Task to complete - Print the entries verbatim, leaving out the images they contain.

----- Recorded information -----

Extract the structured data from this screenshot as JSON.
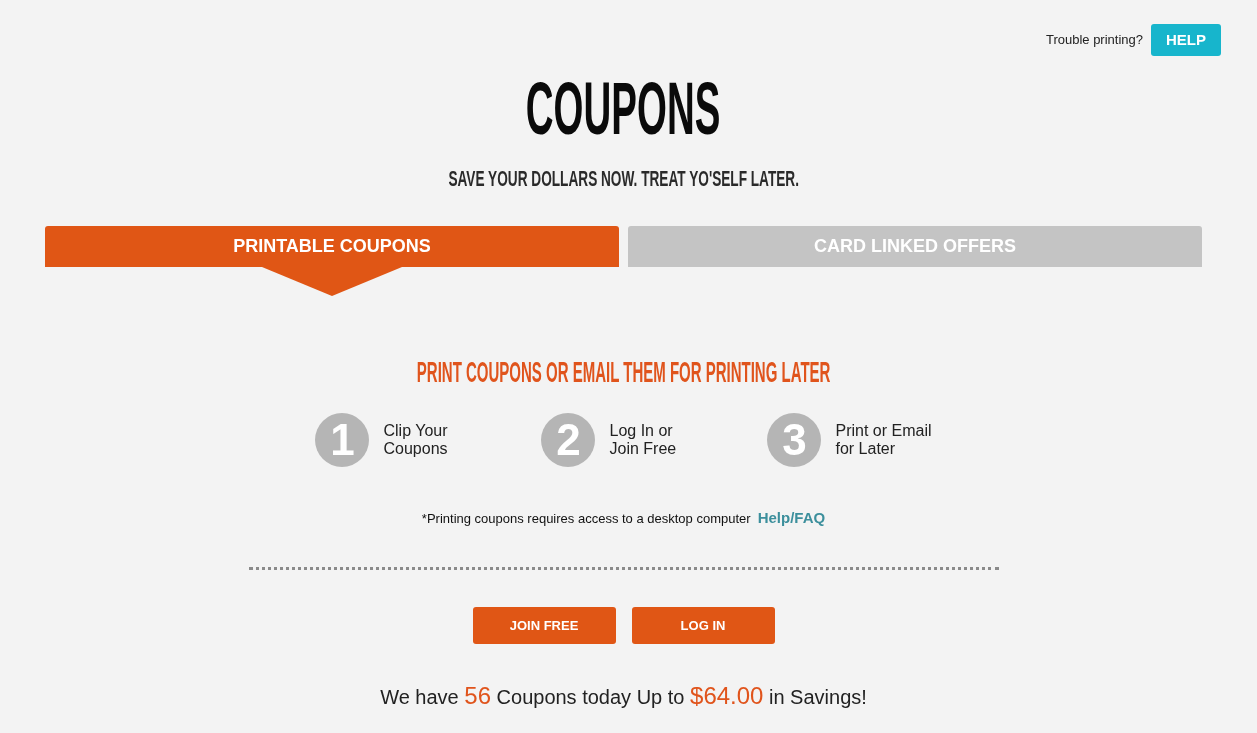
{
  "header": {
    "help_prompt": "Trouble printing?",
    "help_button": "HELP"
  },
  "title": "COUPONS",
  "tagline": "SAVE YOUR DOLLARS NOW. TREAT YO'SELF LATER.",
  "tabs": [
    {
      "label": "PRINTABLE COUPONS",
      "selected": true
    },
    {
      "label": "CARD LINKED OFFERS",
      "selected": false
    }
  ],
  "panel": {
    "heading": "PRINT COUPONS OR EMAIL THEM FOR PRINTING LATER",
    "steps": [
      {
        "number": "1",
        "text": "Clip Your\nCoupons"
      },
      {
        "number": "2",
        "text": "Log In or\nJoin Free"
      },
      {
        "number": "3",
        "text": "Print or Email\nfor Later"
      }
    ],
    "note": "*Printing coupons requires access to a desktop computer",
    "note_link": "Help/FAQ",
    "buttons": [
      "JOIN FREE",
      "LOG IN"
    ],
    "savings": [
      {
        "text": "We have",
        "highlight": false
      },
      {
        "text": "56",
        "highlight": true
      },
      {
        "text": "Coupons today Up to",
        "highlight": false
      },
      {
        "text": "$64.00",
        "highlight": true
      },
      {
        "text": "in Savings!",
        "highlight": false
      }
    ]
  }
}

-----

Task result -
Extract the structured data from this screenshot as JSON.
{
  "header": {
    "help_prompt": "Trouble printing?",
    "help_button": "HELP"
  },
  "title": "COUPONS",
  "tagline": "SAVE YOUR DOLLARS NOW. TREAT YO'SELF LATER.",
  "tabs": [
    {
      "label": "PRINTABLE COUPONS",
      "selected": true
    },
    {
      "label": "CARD LINKED OFFERS",
      "selected": false
    }
  ],
  "panel": {
    "heading": "PRINT COUPONS OR EMAIL THEM FOR PRINTING LATER",
    "steps": [
      {
        "number": "1",
        "text": "Clip Your\nCoupons"
      },
      {
        "number": "2",
        "text": "Log In or\nJoin Free"
      },
      {
        "number": "3",
        "text": "Print or Email\nfor Later"
      }
    ],
    "note": "*Printing coupons requires access to a desktop computer",
    "note_link": "Help/FAQ",
    "buttons": [
      "JOIN FREE",
      "LOG IN"
    ],
    "savings": [
      {
        "text": "We have",
        "highlight": false
      },
      {
        "text": "56",
        "highlight": true
      },
      {
        "text": "Coupons today Up to",
        "highlight": false
      },
      {
        "text": "$64.00",
        "highlight": true
      },
      {
        "text": "in Savings!",
        "highlight": false
      }
    ]
  }
}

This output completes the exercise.